#### WHAT TO PRODUCE:
Give the number of lines in the data that hold the string "Vertex". Nothing else is needed.

#### RECORD SET:
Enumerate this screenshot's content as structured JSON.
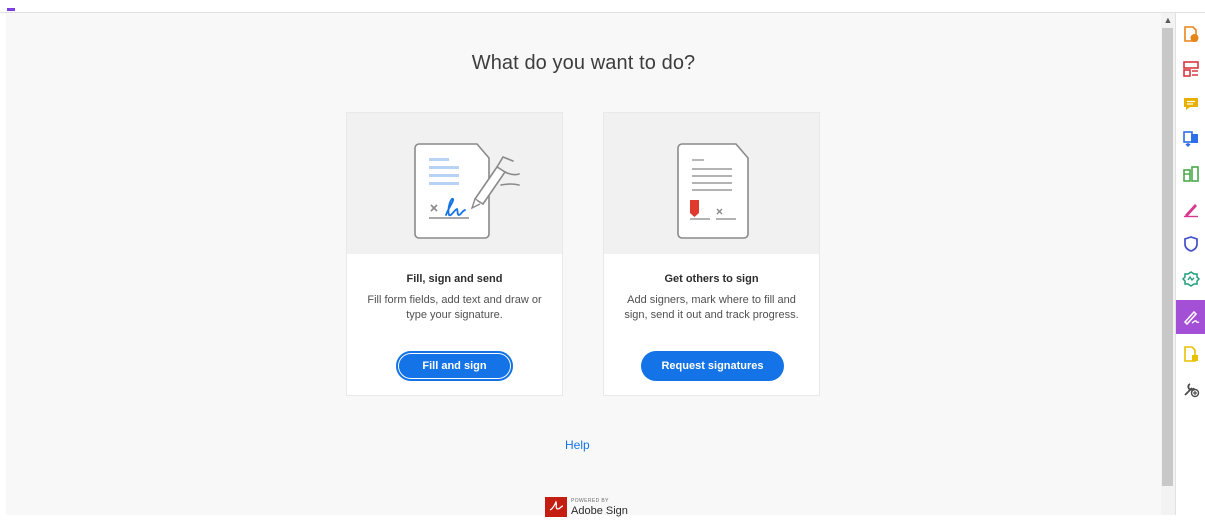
{
  "main": {
    "title": "What do you want to do?",
    "cards": [
      {
        "title": "Fill, sign and send",
        "description": "Fill form fields, add text and draw or type your signature.",
        "button": "Fill and sign"
      },
      {
        "title": "Get others to sign",
        "description": "Add signers, mark where to fill and sign, send it out and track progress.",
        "button": "Request signatures"
      }
    ],
    "help": "Help",
    "footer": {
      "powered_by": "POWERED BY",
      "brand": "Adobe Sign"
    }
  },
  "tools_panel": {
    "items": [
      {
        "icon": "export-pdf-icon",
        "color": "#e68619"
      },
      {
        "icon": "organize-pages-icon",
        "color": "#d7373f"
      },
      {
        "icon": "comment-icon",
        "color": "#e8b000"
      },
      {
        "icon": "combine-files-icon",
        "color": "#2d6de8"
      },
      {
        "icon": "edit-pdf-icon",
        "color": "#4aa84a"
      },
      {
        "icon": "fill-sign-icon",
        "color": "#d83790"
      },
      {
        "icon": "protect-icon",
        "color": "#4150c8"
      },
      {
        "icon": "compare-icon",
        "color": "#1e9e7a"
      },
      {
        "icon": "request-signatures-icon",
        "color": "#ffffff",
        "active": true
      },
      {
        "icon": "prepare-form-icon",
        "color": "#e8c100"
      },
      {
        "icon": "more-tools-icon",
        "color": "#4b4b4b"
      }
    ],
    "active_color": "#a34fd6"
  },
  "colors": {
    "accent": "#1473e6",
    "signature_accent": "#e03a2e"
  }
}
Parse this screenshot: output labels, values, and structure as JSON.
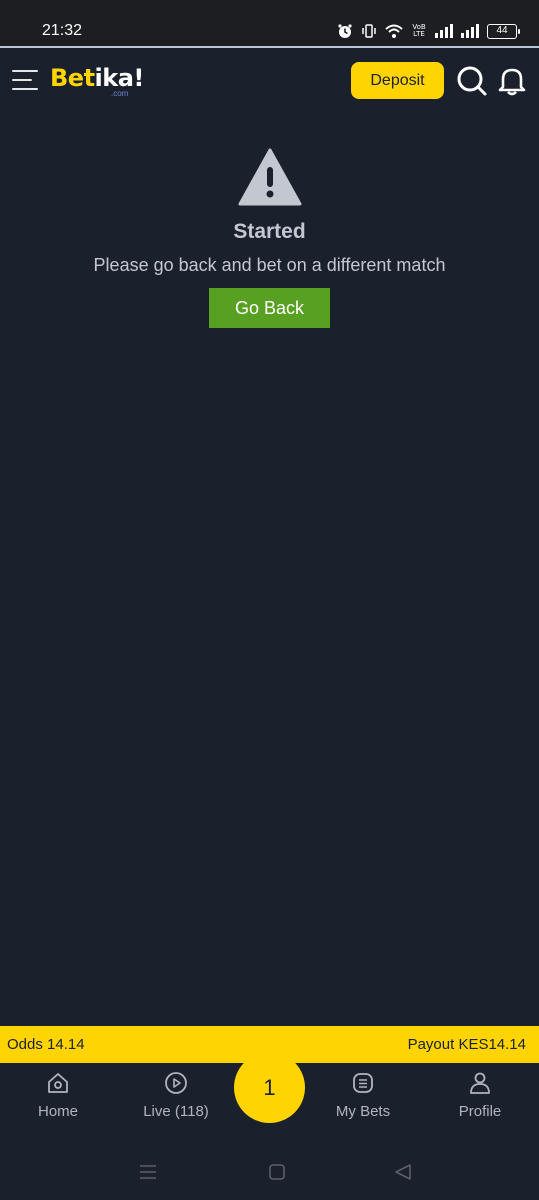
{
  "status_bar": {
    "time": "21:32",
    "volte_top": "VoB",
    "volte_bottom": "LTE",
    "battery": "44"
  },
  "header": {
    "logo_main": "Bet",
    "logo_accent": "ika!",
    "logo_domain": ".com",
    "deposit_label": "Deposit",
    "icons": [
      "menu-icon",
      "search-icon",
      "bell-icon"
    ]
  },
  "message": {
    "icon": "warning-icon",
    "title": "Started",
    "text": "Please go back and bet on a different match",
    "button_label": "Go Back"
  },
  "betslip": {
    "odds": "Odds 14.14",
    "payout": "Payout KES14.14",
    "count": "1"
  },
  "bottom_nav": {
    "home": "Home",
    "live": "Live (118)",
    "my_bets": "My Bets",
    "profile": "Profile"
  },
  "colors": {
    "background": "#1a212c",
    "accent": "#ffd400",
    "go_back": "#58a021",
    "muted_text": "#c3c8d0"
  }
}
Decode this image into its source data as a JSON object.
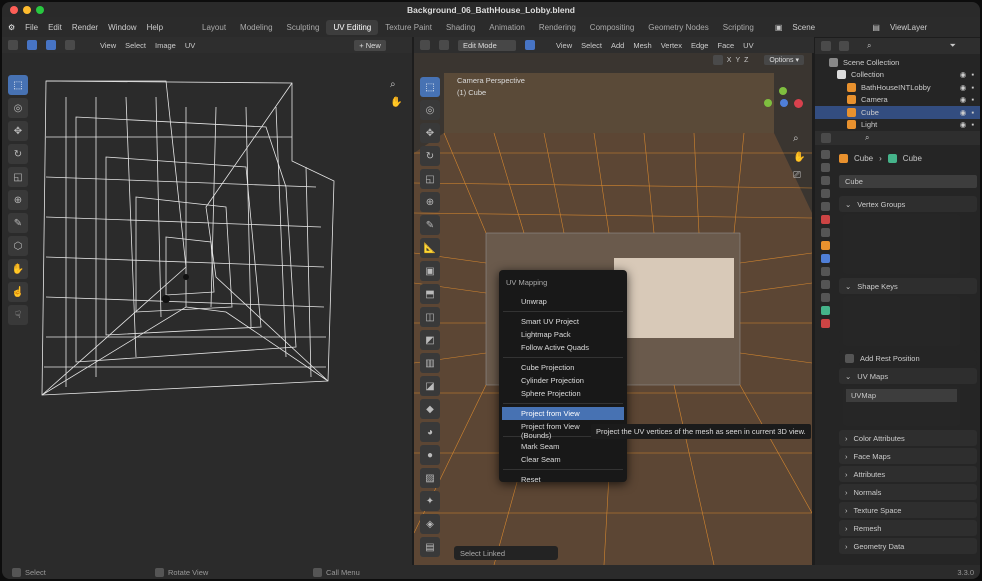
{
  "window": {
    "title": "Background_06_BathHouse_Lobby.blend"
  },
  "menubar": {
    "items": [
      "File",
      "Edit",
      "Render",
      "Window",
      "Help"
    ],
    "workspaces": [
      "Layout",
      "Modeling",
      "Sculpting",
      "UV Editing",
      "Texture Paint",
      "Shading",
      "Animation",
      "Rendering",
      "Compositing",
      "Geometry Nodes",
      "Scripting"
    ],
    "scene": "Scene",
    "viewlayer": "ViewLayer"
  },
  "uv_header": {
    "items": [
      "View",
      "Select",
      "Image",
      "UV"
    ],
    "new_label": "+ New"
  },
  "vp_header": {
    "mode": "Edit Mode",
    "items": [
      "View",
      "Select",
      "Add",
      "Mesh",
      "Vertex",
      "Edge",
      "Face",
      "UV"
    ],
    "options": "Options ▾",
    "axes": [
      "X",
      "Y",
      "Z"
    ]
  },
  "viewport": {
    "camera_label": "Camera Perspective",
    "object_label": "(1) Cube",
    "select_linked": "Select Linked"
  },
  "uv_menu": {
    "title": "UV Mapping",
    "items": [
      {
        "label": "Unwrap",
        "hl": false
      },
      {
        "sep": true
      },
      {
        "label": "Smart UV Project",
        "hl": false
      },
      {
        "label": "Lightmap Pack",
        "hl": false
      },
      {
        "label": "Follow Active Quads",
        "hl": false
      },
      {
        "sep": true
      },
      {
        "label": "Cube Projection",
        "hl": false
      },
      {
        "label": "Cylinder Projection",
        "hl": false
      },
      {
        "label": "Sphere Projection",
        "hl": false
      },
      {
        "sep": true
      },
      {
        "label": "Project from View",
        "hl": true
      },
      {
        "label": "Project from View (Bounds)",
        "hl": false
      },
      {
        "sep": true
      },
      {
        "label": "Mark Seam",
        "hl": false
      },
      {
        "label": "Clear Seam",
        "hl": false
      },
      {
        "sep": true
      },
      {
        "label": "Reset",
        "hl": false
      }
    ]
  },
  "tooltip": "Project the UV vertices of the mesh as seen in current 3D view.",
  "outliner": {
    "title": "Scene Collection",
    "rows": [
      {
        "label": "Collection",
        "indent": 0,
        "sel": false
      },
      {
        "label": "BathHouseINTLobby",
        "indent": 1,
        "sel": false
      },
      {
        "label": "Camera",
        "indent": 1,
        "sel": false
      },
      {
        "label": "Cube",
        "indent": 1,
        "sel": true
      },
      {
        "label": "Light",
        "indent": 1,
        "sel": false
      }
    ]
  },
  "properties": {
    "breadcrumb_obj": "Cube",
    "breadcrumb_data": "Cube",
    "data_name": "Cube",
    "panels": {
      "vertex_groups": "Vertex Groups",
      "shape_keys": "Shape Keys",
      "add_rest": "Add Rest Position",
      "uv_maps": "UV Maps",
      "uvmap": "UVMap"
    },
    "closed": [
      "Color Attributes",
      "Face Maps",
      "Attributes",
      "Normals",
      "Texture Space",
      "Remesh",
      "Geometry Data"
    ]
  },
  "status": {
    "select": "Select",
    "rotate": "Rotate View",
    "menu": "Call Menu",
    "version": "3.3.0"
  },
  "colors": {
    "accent": "#4772b3",
    "orange": "#e8912e"
  }
}
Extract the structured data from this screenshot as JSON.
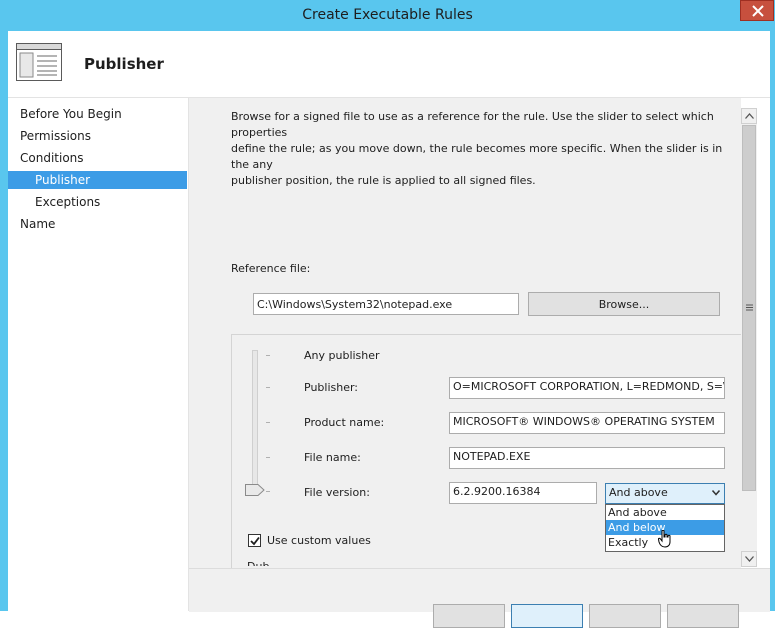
{
  "window": {
    "title": "Create Executable Rules"
  },
  "header": {
    "title": "Publisher",
    "icon": "wizard-page-icon"
  },
  "nav": {
    "items": [
      {
        "label": "Before You Begin",
        "level": 0,
        "selected": false
      },
      {
        "label": "Permissions",
        "level": 0,
        "selected": false
      },
      {
        "label": "Conditions",
        "level": 0,
        "selected": false
      },
      {
        "label": "Publisher",
        "level": 1,
        "selected": true
      },
      {
        "label": "Exceptions",
        "level": 1,
        "selected": false
      },
      {
        "label": "Name",
        "level": 0,
        "selected": false
      }
    ]
  },
  "content": {
    "description": "Browse for a signed file to use as a reference for the rule. Use the slider to select which properties\ndefine the rule; as you move down, the rule becomes more specific. When the slider is in the any\npublisher position, the rule is applied to all signed files.",
    "reference_label": "Reference file:",
    "reference_value": "C:\\Windows\\System32\\notepad.exe",
    "browse_label": "Browse...",
    "any_publisher_label": "Any publisher",
    "publisher_label": "Publisher:",
    "publisher_value": "O=MICROSOFT CORPORATION, L=REDMOND, S=\\",
    "product_label": "Product name:",
    "product_value": "MICROSOFT® WINDOWS® OPERATING SYSTEM",
    "filename_label": "File name:",
    "filename_value": "NOTEPAD.EXE",
    "fileversion_label": "File version:",
    "fileversion_value": "6.2.9200.16384",
    "version_select": {
      "selected": "And above",
      "options": [
        "And above",
        "And below",
        "Exactly"
      ],
      "hovered": "And below"
    },
    "custom_values_label": "Use custom values",
    "custom_values_checked": true,
    "partial_text": "Dub"
  },
  "colors": {
    "title_bar": "#59c6ee",
    "selection": "#3c9ce6",
    "close": "#c7503e"
  }
}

#### SOLVED PROBLEM:
2